Dataset rows:
'''

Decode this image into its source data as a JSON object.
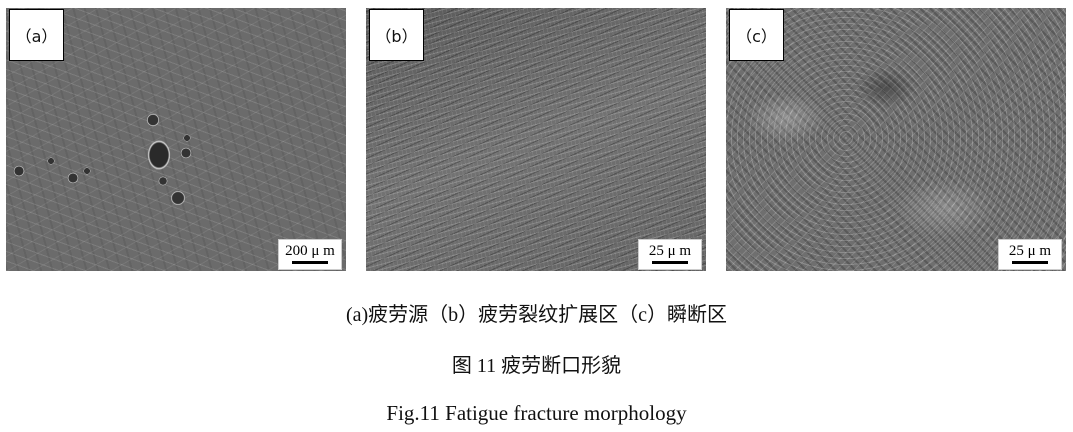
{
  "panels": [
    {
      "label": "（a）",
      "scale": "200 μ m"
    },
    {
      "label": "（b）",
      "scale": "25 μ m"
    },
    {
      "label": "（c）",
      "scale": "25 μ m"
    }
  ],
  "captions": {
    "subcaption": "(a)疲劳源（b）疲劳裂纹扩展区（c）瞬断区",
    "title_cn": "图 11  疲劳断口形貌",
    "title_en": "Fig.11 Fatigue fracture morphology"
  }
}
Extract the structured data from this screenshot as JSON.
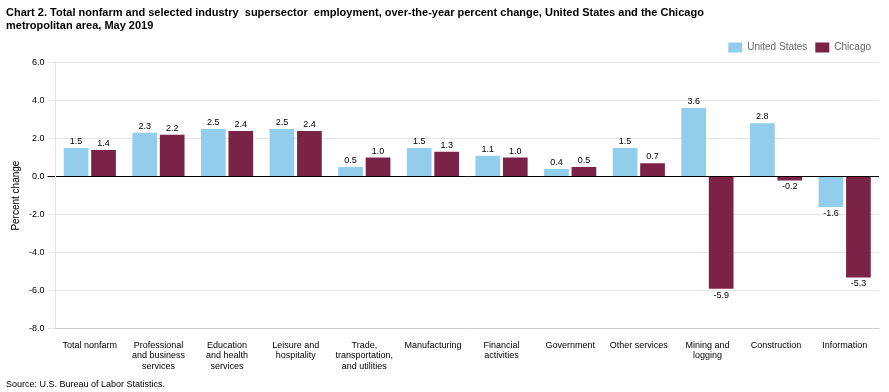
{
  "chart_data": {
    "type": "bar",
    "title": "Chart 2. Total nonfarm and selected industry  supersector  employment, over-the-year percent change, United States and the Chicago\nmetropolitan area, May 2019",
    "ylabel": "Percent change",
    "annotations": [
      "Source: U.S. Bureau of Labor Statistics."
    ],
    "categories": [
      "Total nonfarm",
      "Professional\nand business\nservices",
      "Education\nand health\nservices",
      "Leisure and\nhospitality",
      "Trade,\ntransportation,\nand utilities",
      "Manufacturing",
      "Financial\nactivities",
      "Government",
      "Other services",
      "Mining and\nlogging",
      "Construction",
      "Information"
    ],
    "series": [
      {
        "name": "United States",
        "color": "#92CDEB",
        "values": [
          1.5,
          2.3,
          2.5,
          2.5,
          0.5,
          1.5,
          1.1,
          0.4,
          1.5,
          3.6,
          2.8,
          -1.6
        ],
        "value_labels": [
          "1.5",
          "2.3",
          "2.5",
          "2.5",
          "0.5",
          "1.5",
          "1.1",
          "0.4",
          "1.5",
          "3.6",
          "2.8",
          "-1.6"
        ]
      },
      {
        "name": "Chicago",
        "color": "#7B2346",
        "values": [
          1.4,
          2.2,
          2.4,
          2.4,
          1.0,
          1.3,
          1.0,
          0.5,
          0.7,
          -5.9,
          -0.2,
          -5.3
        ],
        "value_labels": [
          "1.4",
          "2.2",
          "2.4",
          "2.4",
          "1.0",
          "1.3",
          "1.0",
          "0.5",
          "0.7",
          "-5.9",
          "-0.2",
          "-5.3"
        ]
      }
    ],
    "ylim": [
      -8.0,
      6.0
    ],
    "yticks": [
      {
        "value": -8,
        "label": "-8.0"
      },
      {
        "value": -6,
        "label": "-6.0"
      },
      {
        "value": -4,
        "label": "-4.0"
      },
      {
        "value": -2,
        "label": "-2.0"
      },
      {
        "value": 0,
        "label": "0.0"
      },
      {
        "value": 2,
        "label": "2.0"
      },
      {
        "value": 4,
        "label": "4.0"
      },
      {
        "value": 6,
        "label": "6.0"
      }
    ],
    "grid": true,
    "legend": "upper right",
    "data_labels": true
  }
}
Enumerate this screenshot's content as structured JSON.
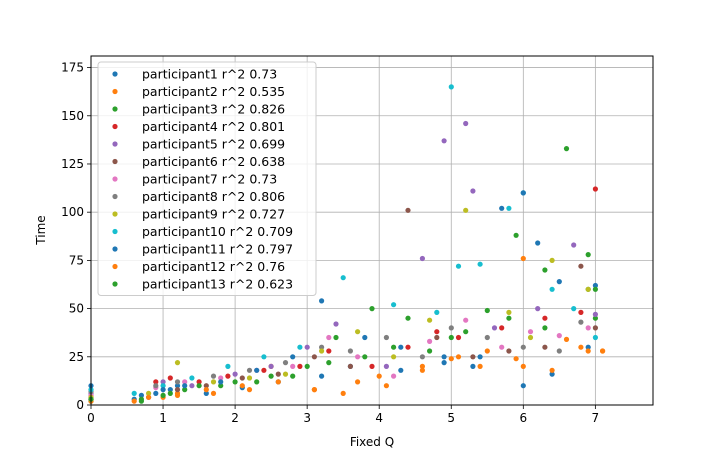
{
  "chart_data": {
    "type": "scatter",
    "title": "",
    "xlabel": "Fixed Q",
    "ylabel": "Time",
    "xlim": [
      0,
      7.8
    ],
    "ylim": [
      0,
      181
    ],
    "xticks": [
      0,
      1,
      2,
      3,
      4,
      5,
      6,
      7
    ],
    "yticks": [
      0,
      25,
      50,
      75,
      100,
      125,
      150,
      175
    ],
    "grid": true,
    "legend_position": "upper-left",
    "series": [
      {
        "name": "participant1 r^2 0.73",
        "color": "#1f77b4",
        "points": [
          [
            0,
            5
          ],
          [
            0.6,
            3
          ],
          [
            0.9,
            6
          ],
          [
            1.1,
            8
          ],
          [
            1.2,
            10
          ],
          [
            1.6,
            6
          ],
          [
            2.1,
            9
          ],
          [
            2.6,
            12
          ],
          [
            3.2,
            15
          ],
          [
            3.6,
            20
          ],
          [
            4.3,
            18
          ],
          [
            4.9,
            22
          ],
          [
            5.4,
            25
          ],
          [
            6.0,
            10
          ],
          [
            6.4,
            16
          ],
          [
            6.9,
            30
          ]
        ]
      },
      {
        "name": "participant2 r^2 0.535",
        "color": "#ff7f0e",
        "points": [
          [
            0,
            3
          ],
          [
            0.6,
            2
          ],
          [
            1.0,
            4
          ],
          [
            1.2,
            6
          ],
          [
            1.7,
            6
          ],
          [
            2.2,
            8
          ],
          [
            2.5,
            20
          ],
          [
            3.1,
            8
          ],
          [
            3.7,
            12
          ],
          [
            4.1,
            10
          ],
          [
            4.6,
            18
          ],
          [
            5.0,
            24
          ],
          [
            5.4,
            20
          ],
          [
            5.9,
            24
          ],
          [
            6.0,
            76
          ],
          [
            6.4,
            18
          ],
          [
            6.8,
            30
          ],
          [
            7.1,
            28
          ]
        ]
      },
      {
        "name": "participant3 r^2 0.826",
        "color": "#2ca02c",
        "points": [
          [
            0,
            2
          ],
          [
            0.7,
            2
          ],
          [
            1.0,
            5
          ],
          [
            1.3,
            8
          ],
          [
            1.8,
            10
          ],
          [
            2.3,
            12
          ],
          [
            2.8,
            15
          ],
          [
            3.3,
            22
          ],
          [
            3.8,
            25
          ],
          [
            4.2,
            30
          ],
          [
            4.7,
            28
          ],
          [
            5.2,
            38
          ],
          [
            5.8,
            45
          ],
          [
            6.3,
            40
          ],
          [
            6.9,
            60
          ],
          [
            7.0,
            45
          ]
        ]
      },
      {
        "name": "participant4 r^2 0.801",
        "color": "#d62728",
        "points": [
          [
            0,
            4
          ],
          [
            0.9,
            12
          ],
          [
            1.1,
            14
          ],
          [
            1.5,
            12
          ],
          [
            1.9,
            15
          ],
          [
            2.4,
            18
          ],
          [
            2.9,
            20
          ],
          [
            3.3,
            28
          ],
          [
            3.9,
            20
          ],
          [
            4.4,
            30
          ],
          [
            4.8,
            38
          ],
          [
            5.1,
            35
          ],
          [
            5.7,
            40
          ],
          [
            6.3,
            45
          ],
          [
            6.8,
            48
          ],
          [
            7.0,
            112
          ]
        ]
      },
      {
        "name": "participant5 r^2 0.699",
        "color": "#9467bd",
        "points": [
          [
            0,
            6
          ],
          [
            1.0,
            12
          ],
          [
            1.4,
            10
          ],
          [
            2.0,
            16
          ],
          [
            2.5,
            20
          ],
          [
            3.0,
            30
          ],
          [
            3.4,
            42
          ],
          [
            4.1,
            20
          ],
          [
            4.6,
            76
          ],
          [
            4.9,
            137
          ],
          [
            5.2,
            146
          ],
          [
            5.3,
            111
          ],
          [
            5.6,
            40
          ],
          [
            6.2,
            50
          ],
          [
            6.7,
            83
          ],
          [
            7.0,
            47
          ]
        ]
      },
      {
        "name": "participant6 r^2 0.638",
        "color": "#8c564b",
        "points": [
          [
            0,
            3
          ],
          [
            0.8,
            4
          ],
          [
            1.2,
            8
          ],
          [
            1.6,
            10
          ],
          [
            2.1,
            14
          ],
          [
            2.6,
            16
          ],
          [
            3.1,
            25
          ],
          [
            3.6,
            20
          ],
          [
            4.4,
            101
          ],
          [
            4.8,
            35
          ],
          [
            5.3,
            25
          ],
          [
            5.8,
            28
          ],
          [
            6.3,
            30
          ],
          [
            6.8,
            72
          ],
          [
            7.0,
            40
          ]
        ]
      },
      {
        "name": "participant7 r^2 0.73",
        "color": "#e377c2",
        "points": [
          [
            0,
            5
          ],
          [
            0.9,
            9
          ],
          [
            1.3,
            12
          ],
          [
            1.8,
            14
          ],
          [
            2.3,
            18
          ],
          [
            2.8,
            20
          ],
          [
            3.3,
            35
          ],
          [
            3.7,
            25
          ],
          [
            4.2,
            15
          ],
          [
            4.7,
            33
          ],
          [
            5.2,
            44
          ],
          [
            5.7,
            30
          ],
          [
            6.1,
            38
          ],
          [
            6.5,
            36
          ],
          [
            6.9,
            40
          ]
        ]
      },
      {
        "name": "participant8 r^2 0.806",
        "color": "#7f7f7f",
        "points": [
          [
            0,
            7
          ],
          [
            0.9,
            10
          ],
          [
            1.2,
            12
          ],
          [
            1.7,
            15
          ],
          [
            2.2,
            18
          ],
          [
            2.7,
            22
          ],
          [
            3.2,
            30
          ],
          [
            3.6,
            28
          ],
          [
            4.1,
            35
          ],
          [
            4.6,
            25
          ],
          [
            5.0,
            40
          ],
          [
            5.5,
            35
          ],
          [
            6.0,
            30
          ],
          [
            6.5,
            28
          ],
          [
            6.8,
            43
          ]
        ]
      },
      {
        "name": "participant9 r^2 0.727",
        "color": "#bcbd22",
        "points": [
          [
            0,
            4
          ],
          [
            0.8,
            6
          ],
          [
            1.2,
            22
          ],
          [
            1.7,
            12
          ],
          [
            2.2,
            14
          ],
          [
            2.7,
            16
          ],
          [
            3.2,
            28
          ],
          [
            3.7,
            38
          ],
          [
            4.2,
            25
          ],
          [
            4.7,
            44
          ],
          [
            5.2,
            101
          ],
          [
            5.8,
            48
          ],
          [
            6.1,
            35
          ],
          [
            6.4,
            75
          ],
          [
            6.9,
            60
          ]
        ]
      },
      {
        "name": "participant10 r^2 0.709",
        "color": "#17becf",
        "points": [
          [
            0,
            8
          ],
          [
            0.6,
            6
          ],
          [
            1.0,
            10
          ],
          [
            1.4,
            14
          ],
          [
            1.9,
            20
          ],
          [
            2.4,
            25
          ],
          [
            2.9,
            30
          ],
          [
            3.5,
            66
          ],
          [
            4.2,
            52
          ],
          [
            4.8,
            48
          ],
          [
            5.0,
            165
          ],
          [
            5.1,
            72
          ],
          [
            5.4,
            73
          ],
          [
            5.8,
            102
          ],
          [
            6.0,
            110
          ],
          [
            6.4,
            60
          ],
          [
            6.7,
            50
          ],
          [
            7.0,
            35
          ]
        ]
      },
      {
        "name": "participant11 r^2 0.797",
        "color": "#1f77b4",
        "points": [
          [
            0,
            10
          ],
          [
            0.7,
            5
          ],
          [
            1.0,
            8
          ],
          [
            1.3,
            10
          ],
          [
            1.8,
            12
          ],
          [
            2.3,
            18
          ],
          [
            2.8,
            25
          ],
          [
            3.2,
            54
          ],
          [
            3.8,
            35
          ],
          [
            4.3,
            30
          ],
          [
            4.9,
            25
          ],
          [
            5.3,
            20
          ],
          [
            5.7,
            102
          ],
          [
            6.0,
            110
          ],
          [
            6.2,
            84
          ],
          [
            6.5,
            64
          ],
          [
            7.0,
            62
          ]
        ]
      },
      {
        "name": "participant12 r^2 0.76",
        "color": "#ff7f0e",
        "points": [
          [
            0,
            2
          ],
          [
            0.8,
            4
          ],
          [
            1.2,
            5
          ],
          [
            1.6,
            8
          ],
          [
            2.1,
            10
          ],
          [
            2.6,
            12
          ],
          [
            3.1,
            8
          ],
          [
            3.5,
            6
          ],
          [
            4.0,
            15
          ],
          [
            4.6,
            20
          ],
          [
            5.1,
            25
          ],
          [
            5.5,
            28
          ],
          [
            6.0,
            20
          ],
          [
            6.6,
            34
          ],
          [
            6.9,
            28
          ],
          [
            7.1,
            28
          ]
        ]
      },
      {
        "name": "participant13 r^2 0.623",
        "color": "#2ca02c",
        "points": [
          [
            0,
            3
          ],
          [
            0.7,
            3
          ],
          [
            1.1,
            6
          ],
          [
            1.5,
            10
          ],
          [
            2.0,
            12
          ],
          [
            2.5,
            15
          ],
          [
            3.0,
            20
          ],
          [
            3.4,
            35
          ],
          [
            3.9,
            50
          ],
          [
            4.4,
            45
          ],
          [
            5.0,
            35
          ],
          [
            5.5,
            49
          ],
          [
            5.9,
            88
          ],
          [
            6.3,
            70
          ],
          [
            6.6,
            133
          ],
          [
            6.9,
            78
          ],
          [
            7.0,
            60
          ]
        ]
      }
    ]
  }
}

'''

Problem statement: Which lines hold the word "this"? Copy all of them.

Exercise output:
Decode this image into its source data as a JSON object.
Extract the structured data from this screenshot as JSON.
Enumerate this screenshot's content as structured JSON.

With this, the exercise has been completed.